--- Begin Material ---

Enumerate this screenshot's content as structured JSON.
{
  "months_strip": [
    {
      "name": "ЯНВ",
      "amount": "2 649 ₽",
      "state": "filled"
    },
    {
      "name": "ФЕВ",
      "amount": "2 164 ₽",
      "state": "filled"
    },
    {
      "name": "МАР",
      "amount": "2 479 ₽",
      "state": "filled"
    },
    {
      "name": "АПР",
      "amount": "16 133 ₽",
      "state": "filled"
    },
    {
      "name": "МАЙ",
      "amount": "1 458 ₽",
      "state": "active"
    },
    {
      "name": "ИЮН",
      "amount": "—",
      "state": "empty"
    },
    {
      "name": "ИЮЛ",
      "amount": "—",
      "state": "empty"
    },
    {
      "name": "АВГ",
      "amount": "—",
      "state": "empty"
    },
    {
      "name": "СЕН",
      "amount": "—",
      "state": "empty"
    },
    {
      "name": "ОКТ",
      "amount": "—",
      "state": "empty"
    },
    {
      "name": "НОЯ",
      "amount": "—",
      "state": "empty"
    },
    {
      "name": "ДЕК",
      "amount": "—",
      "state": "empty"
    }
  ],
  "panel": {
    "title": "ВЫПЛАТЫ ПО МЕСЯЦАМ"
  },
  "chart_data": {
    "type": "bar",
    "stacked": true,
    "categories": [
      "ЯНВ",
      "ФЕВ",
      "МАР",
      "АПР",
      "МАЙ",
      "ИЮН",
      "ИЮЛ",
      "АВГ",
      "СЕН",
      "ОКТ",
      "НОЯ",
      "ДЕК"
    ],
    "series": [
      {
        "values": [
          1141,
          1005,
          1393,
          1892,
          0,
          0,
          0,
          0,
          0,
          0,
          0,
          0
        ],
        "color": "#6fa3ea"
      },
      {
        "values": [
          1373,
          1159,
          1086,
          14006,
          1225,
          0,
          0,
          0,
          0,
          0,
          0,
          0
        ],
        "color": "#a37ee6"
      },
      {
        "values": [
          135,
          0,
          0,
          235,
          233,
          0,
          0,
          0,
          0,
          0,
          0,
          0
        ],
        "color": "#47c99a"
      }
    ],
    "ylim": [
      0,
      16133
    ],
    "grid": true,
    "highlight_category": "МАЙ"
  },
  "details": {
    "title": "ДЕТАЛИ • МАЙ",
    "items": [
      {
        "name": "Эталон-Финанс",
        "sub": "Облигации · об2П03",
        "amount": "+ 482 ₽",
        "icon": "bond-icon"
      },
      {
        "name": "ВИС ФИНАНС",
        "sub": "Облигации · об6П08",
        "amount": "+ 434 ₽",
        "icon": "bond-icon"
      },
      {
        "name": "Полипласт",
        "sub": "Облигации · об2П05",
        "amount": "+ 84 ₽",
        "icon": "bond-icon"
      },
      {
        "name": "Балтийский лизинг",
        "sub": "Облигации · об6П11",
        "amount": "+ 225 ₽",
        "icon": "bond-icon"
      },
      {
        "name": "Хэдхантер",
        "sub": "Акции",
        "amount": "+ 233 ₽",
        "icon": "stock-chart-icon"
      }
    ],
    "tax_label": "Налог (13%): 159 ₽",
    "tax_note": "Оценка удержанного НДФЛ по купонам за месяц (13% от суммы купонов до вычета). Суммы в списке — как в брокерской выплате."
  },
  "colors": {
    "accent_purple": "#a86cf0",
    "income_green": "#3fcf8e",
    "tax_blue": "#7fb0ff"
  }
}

--- End Material ---

### [Your instructions]
Copy the records above exactly.

### [Complete response]
Enumerate this screenshot's content as structured JSON.
{
  "months_strip": [
    {
      "name": "ЯНВ",
      "amount": "2 649 ₽",
      "state": "filled"
    },
    {
      "name": "ФЕВ",
      "amount": "2 164 ₽",
      "state": "filled"
    },
    {
      "name": "МАР",
      "amount": "2 479 ₽",
      "state": "filled"
    },
    {
      "name": "АПР",
      "amount": "16 133 ₽",
      "state": "filled"
    },
    {
      "name": "МАЙ",
      "amount": "1 458 ₽",
      "state": "active"
    },
    {
      "name": "ИЮН",
      "amount": "—",
      "state": "empty"
    },
    {
      "name": "ИЮЛ",
      "amount": "—",
      "state": "empty"
    },
    {
      "name": "АВГ",
      "amount": "—",
      "state": "empty"
    },
    {
      "name": "СЕН",
      "amount": "—",
      "state": "empty"
    },
    {
      "name": "ОКТ",
      "amount": "—",
      "state": "empty"
    },
    {
      "name": "НОЯ",
      "amount": "—",
      "state": "empty"
    },
    {
      "name": "ДЕК",
      "amount": "—",
      "state": "empty"
    }
  ],
  "panel": {
    "title": "ВЫПЛАТЫ ПО МЕСЯЦАМ"
  },
  "chart_data": {
    "type": "bar",
    "stacked": true,
    "categories": [
      "ЯНВ",
      "ФЕВ",
      "МАР",
      "АПР",
      "МАЙ",
      "ИЮН",
      "ИЮЛ",
      "АВГ",
      "СЕН",
      "ОКТ",
      "НОЯ",
      "ДЕК"
    ],
    "series": [
      {
        "values": [
          1141,
          1005,
          1393,
          1892,
          0,
          0,
          0,
          0,
          0,
          0,
          0,
          0
        ],
        "color": "#6fa3ea"
      },
      {
        "values": [
          1373,
          1159,
          1086,
          14006,
          1225,
          0,
          0,
          0,
          0,
          0,
          0,
          0
        ],
        "color": "#a37ee6"
      },
      {
        "values": [
          135,
          0,
          0,
          235,
          233,
          0,
          0,
          0,
          0,
          0,
          0,
          0
        ],
        "color": "#47c99a"
      }
    ],
    "ylim": [
      0,
      16133
    ],
    "grid": true,
    "highlight_category": "МАЙ"
  },
  "details": {
    "title": "ДЕТАЛИ • МАЙ",
    "items": [
      {
        "name": "Эталон-Финанс",
        "sub": "Облигации · об2П03",
        "amount": "+ 482 ₽",
        "icon": "bond-icon"
      },
      {
        "name": "ВИС ФИНАНС",
        "sub": "Облигации · об6П08",
        "amount": "+ 434 ₽",
        "icon": "bond-icon"
      },
      {
        "name": "Полипласт",
        "sub": "Облигации · об2П05",
        "amount": "+ 84 ₽",
        "icon": "bond-icon"
      },
      {
        "name": "Балтийский лизинг",
        "sub": "Облигации · об6П11",
        "amount": "+ 225 ₽",
        "icon": "bond-icon"
      },
      {
        "name": "Хэдхантер",
        "sub": "Акции",
        "amount": "+ 233 ₽",
        "icon": "stock-chart-icon"
      }
    ],
    "tax_label": "Налог (13%): 159 ₽",
    "tax_note": "Оценка удержанного НДФЛ по купонам за месяц (13% от суммы купонов до вычета). Суммы в списке — как в брокерской выплате."
  },
  "colors": {
    "accent_purple": "#a86cf0",
    "income_green": "#3fcf8e",
    "tax_blue": "#7fb0ff"
  }
}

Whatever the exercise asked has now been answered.